## Given information:
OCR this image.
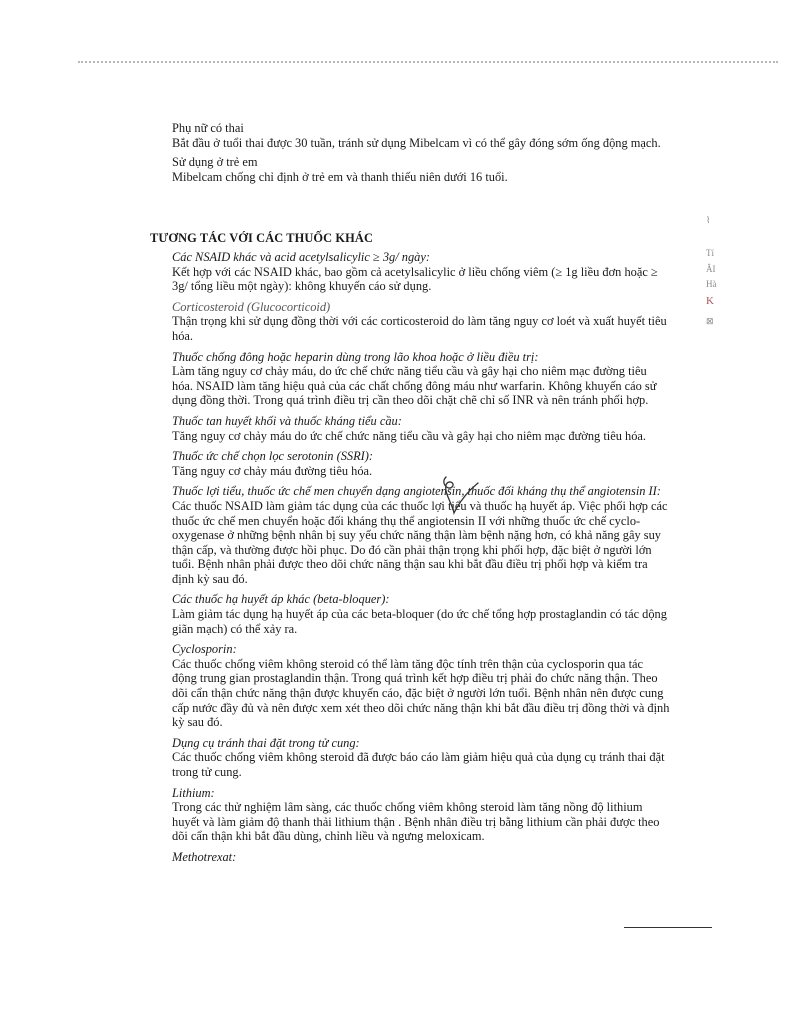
⌇
Tí
ÂI
Hà
K
⊠

Phụ nữ có thai

Bắt đầu ở tuổi thai được 30 tuần, tránh sử dụng Mibelcam vì có thể gây đóng sớm ống động mạch.

Sử dụng ở trẻ em

Mibelcam chống chỉ định ở trẻ em và thanh thiếu niên dưới 16 tuổi.

TƯƠNG TÁC VỚI CÁC THUỐC KHÁC

Các NSAID khác và acid acetylsalicylic ≥ 3g/ ngày:

Kết hợp với các NSAID khác, bao gồm cả acetylsalicylic ở liều chống viêm (≥ 1g liều đơn hoặc ≥ 3g/ tổng liều một ngày): không khuyến cáo sử dụng.

Corticosteroid (Glucocorticoid)

Thận trọng khi sử dụng đồng thời với các corticosteroid do làm tăng nguy cơ loét và xuất huyết tiêu hóa.

Thuốc chống đông hoặc heparin dùng trong lão khoa hoặc ở liều điều trị:

Làm tăng nguy cơ chảy máu, do ức chế chức năng tiểu cầu và gây hại cho niêm mạc đường tiêu hóa. NSAID làm tăng hiệu quả của các chất chống đông máu như warfarin. Không khuyến cáo sử dụng đồng thời. Trong quá trình điều trị cần theo dõi chặt chẽ chỉ số INR và nên tránh phối hợp.

Thuốc tan huyết khối và thuốc kháng tiểu cầu:

Tăng nguy cơ chảy máu do ức chế chức năng tiểu cầu và gây hại cho niêm mạc đường tiêu hóa.

Thuốc ức chế chọn lọc serotonin (SSRI):

Tăng nguy cơ chảy máu đường tiêu hóa.

Thuốc lợi tiểu, thuốc ức chế men chuyển dạng angiotensin, thuốc đối kháng thụ thể angiotensin II:

Các thuốc NSAID làm giảm tác dụng của các thuốc lợi tiểu và thuốc hạ huyết áp. Việc phối hợp các thuốc ức chế men chuyển hoặc đối kháng thụ thể angiotensin II với những thuốc ức chế cyclo-oxygenase ở những bệnh nhân bị suy yếu chức năng thận làm bệnh nặng hơn, có khả năng gây suy thận cấp, và thường được hồi phục. Do đó cần phải thận trọng khi phối hợp, đặc biệt ở người lớn tuổi. Bệnh nhân phải được theo dõi chức năng thận sau khi bắt đầu điều trị phối hợp và kiểm tra định kỳ sau đó.

Các thuốc hạ huyết áp khác (beta-bloquer):

Làm giảm tác dụng hạ huyết áp của các beta-bloquer (do ức chế tổng hợp prostaglandin có tác dộng giãn mạch) có thể xảy ra.

Cyclosporin:

Các thuốc chống viêm không steroid có thể làm tăng độc tính trên thận của cyclosporin qua tác động trung gian prostaglandin thận. Trong quá trình kết hợp điều trị phải đo chức năng thận. Theo dõi cẩn thận chức năng thận được khuyến cáo, đặc biệt ở người lớn tuổi. Bệnh nhân nên được cung cấp nước đầy đủ và nên được xem xét theo dõi chức năng thận khi bắt đầu điều trị đồng thời và định kỳ sau đó.

Dụng cụ tránh thai đặt trong tử cung:

Các thuốc chống viêm không steroid đã được báo cáo làm giảm hiệu quả của dụng cụ tránh thai đặt trong tử cung.

Lithium:

Trong các thử nghiệm lâm sàng, các thuốc chống viêm không steroid làm tăng nồng độ lithium huyết và làm giảm độ thanh thải lithium thận . Bệnh nhân điều trị bằng lithium cần phải được theo dõi cẩn thận khi bắt đầu dùng, chỉnh liều và ngưng meloxicam.

Methotrexat:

## What the exercise asks:
Work through the data and report how many of its lines hold the word "chảy", giving only the figure.

## Problem solution:
3